Problem description:
In how many lines does the string "эффективности" appear? Answer with the number only.

━━━ Data in this exercise

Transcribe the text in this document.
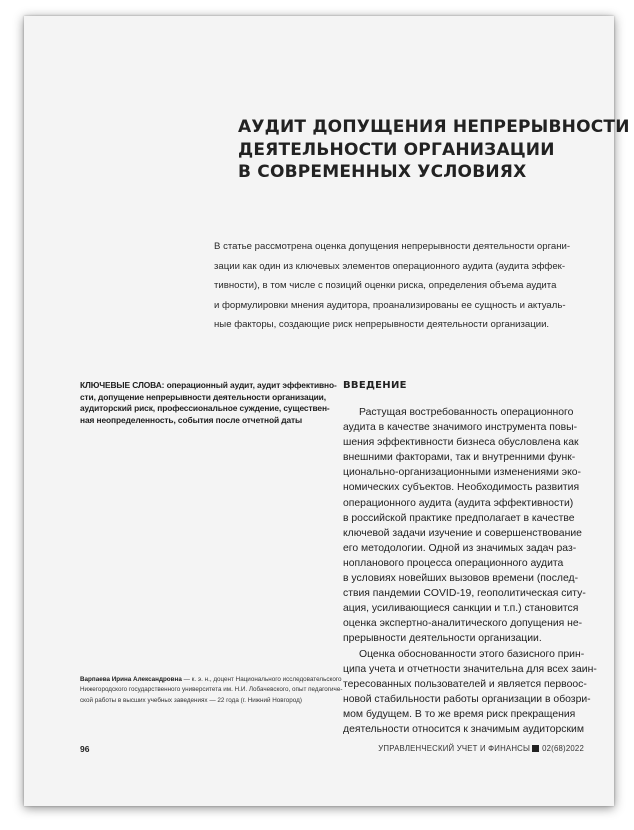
АУДИТ ДОПУЩЕНИЯ НЕПРЕРЫВНОСТИ
ДЕЯТЕЛЬНОСТИ ОРГАНИЗАЦИИ
В СОВРЕМЕННЫХ УСЛОВИЯХ
В статье рассмотрена оценка допущения непрерывности деятельности органи-
зации как один из ключевых элементов операционного аудита (аудита эффек-
тивности), в том числе с позиций оценки риска, определения объема аудита
и формулировки мнения аудитора, проанализированы ее сущность и актуаль-
ные факторы, создающие риск непрерывности деятельности организации.
КЛЮЧЕВЫЕ СЛОВА: операционный аудит, аудит эффективно-
сти, допущение непрерывности деятельности организации,
аудиторский риск, профессиональное суждение, существен-
ная неопределенность, события после отчетной даты
ВВЕДЕНИЕ
Растущая востребованность операционного
аудита в качестве значимого инструмента повы-
шения эффективности бизнеса обусловлена как
внешними факторами, так и внутренними функ-
ционально-организационными изменениями эко-
номических субъектов. Необходимость развития
операционного аудита (аудита эффективности)
в российской практике предполагает в качестве
ключевой задачи изучение и совершенствование
его методологии. Одной из значимых задач раз-
нопланового процесса операционного аудита
в условиях новейших вызовов времени (послед-
ствия пандемии COVID-19, геополитическая ситу-
ация, усиливающиеся санкции и т.п.) становится
оценка экспертно-аналитического допущения не-
прерывности деятельности организации.
Оценка обоснованности этого базисного прин-
ципа учета и отчетности значительна для всех заин-
тересованных пользователей и является первоос-
новой стабильности работы организации в обозри-
мом будущем. В то же время риск прекращения
деятельности относится к значимым аудиторским
Варпаева Ирина Александровна — к. э. н., доцент Национального исследовательского
Нижегородского государственного университета им. Н.И. Лобачевского, опыт педагогиче-
ской работы в высших учебных заведениях — 22 года (г. Нижний Новгород)
96	УПРАВЛЕНЧЕСКИЙ УЧЕТ И ФИНАНСЫ 02(68)2022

━━━━━━

The result:
2